WORK TO DO: In the listing below, identify each line with the word "slot" and return those lines.

DATA EXCERPTS:
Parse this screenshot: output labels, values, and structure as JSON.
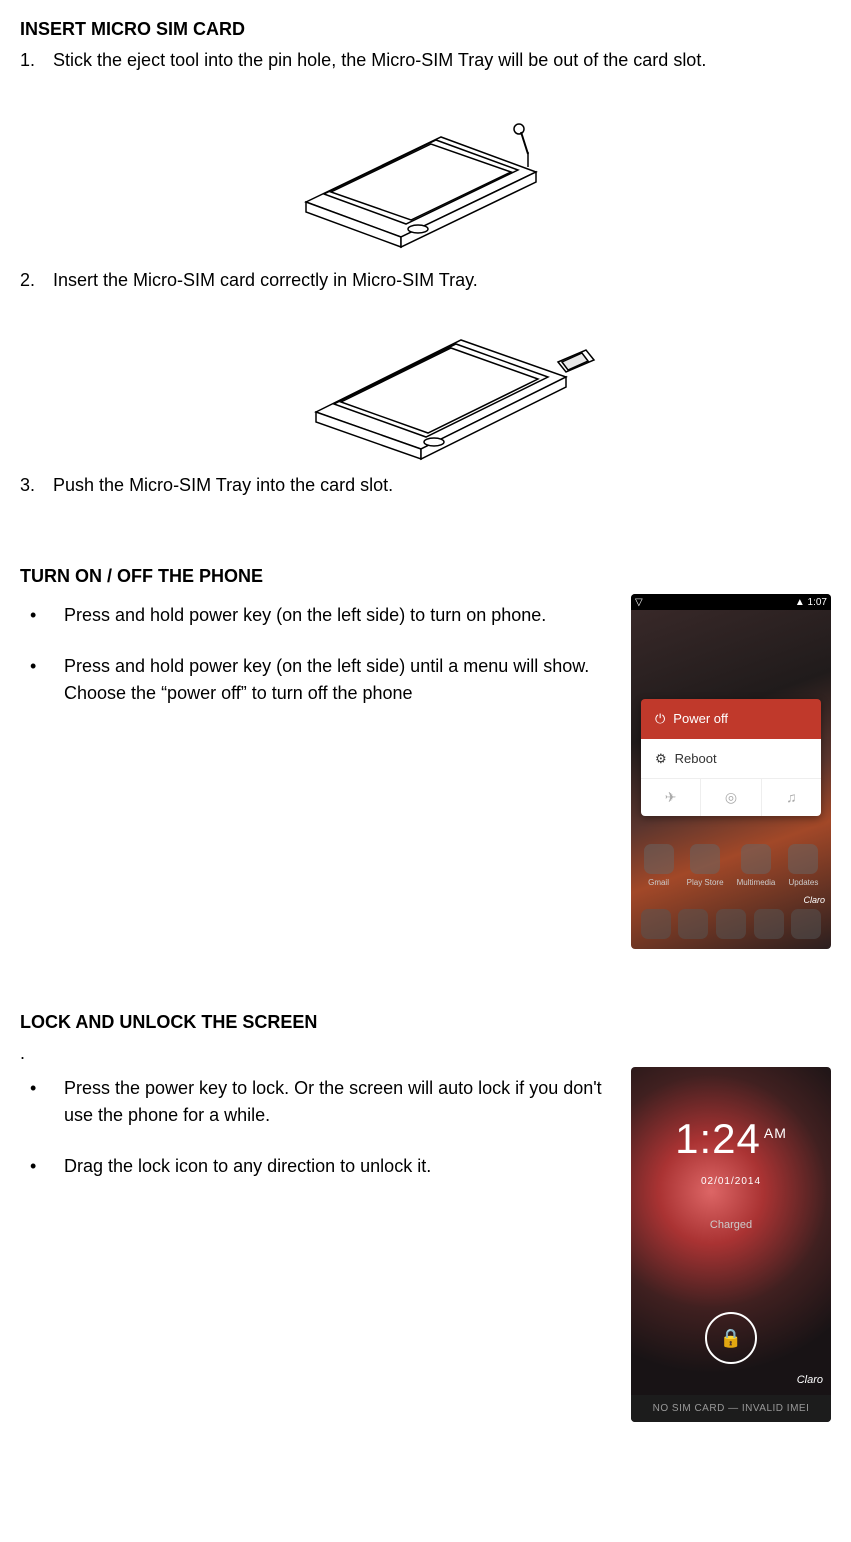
{
  "section_sim": {
    "heading": "INSERT MICRO SIM CARD",
    "steps": [
      {
        "n": "1.",
        "text": "Stick the eject tool into the pin hole, the Micro-SIM Tray will be out of the card slot."
      },
      {
        "n": "2.",
        "text": "Insert the Micro-SIM card correctly in Micro-SIM Tray."
      },
      {
        "n": "3.",
        "text": "Push the Micro-SIM Tray into the card slot."
      }
    ]
  },
  "section_power": {
    "heading": "TURN ON / OFF THE PHONE",
    "bullets": [
      "Press and hold power key (on the left side) to turn on phone.",
      "Press and hold power key (on the left side) until a menu will show. Choose the “power off” to turn off the phone"
    ]
  },
  "section_lock": {
    "heading": "LOCK AND UNLOCK THE SCREEN",
    "leader": ".",
    "bullets": [
      "Press the power key to lock. Or the screen will auto lock if you don't use the phone for a while.",
      "Drag the lock icon to any direction to unlock it."
    ]
  },
  "poweroff_ui": {
    "status_time": "1:07",
    "power_off_label": "Power off",
    "reboot_label": "Reboot",
    "quick_icons": [
      "✈",
      "◎",
      "♫"
    ],
    "apps": [
      "Gmail",
      "Play Store",
      "Multimedia",
      "Updates"
    ],
    "carrier": "Claro"
  },
  "lock_ui": {
    "time": "1:24",
    "ampm": "AM",
    "date": "02/01/2014",
    "charged": "Charged",
    "carrier": "Claro",
    "no_sim": "NO SIM CARD — INVALID IMEI"
  },
  "icons": {
    "power_glyph": "⏻",
    "reboot_glyph": "⚙",
    "signal_glyph": "▲",
    "lock_glyph": "🔒",
    "status_left": "▽"
  }
}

OUTPUT:
        "text": "Stick the eject tool into the pin hole, the Micro-SIM Tray will be out of the card slot."
        "text": "Push the Micro-SIM Tray into the card slot."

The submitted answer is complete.